## Given instruction
Look through the material below. Copy each line that contains the string "this".

## Records supplied

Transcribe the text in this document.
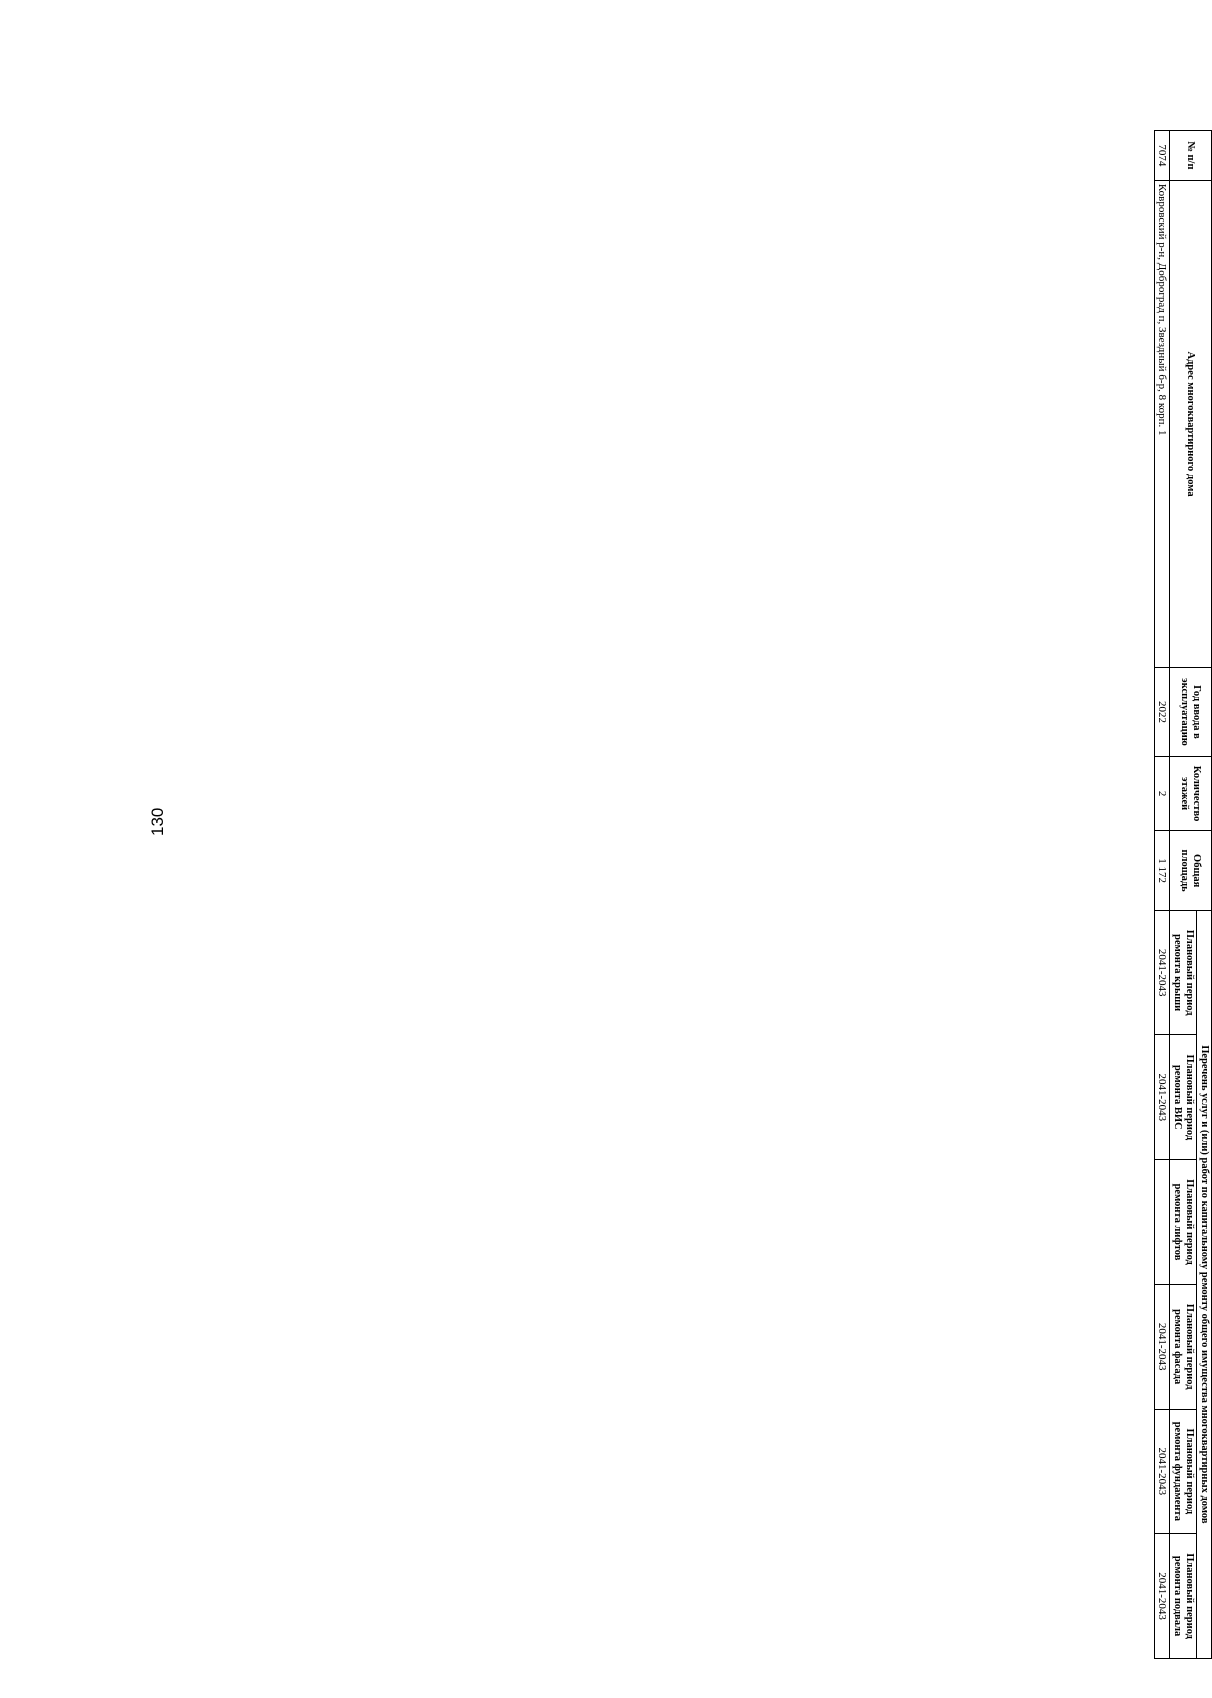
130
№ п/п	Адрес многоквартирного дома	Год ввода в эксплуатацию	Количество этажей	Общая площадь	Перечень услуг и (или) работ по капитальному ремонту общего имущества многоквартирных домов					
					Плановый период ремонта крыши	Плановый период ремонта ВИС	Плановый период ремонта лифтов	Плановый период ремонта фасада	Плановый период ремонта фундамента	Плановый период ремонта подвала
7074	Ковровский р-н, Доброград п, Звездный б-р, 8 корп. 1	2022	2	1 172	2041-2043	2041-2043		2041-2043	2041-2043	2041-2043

--

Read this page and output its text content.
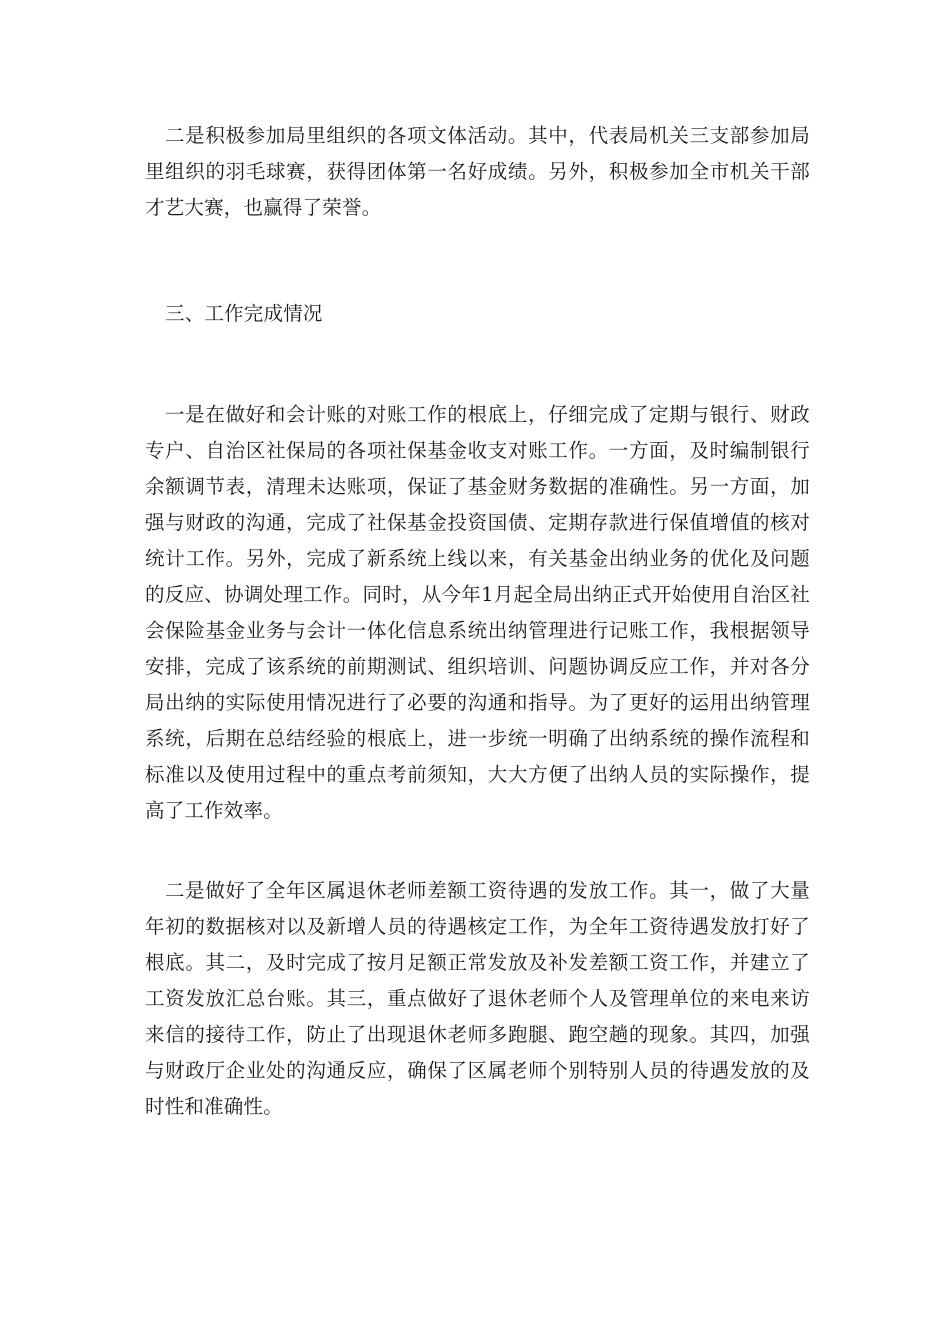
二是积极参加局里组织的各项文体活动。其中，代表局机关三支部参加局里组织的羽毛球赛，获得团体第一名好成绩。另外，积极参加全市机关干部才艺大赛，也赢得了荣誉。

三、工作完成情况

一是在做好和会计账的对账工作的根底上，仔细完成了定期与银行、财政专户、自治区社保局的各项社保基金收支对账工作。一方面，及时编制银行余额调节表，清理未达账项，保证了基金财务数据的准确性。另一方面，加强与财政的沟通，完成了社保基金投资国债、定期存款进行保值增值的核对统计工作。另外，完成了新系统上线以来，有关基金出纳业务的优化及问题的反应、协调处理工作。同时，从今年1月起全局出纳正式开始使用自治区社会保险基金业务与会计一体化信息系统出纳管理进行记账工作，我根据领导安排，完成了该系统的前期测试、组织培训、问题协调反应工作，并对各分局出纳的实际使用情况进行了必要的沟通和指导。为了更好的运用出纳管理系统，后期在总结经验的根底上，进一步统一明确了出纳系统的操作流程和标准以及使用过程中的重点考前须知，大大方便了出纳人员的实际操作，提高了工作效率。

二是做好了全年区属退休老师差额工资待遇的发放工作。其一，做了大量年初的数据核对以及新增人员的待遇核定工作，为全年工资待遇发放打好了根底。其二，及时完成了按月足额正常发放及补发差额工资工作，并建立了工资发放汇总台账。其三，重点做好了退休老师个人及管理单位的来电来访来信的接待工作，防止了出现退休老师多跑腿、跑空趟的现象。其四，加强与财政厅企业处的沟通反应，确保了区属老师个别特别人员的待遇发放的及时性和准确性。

## Answer below
Transcribe the text in this document.
Read this page and output its text content.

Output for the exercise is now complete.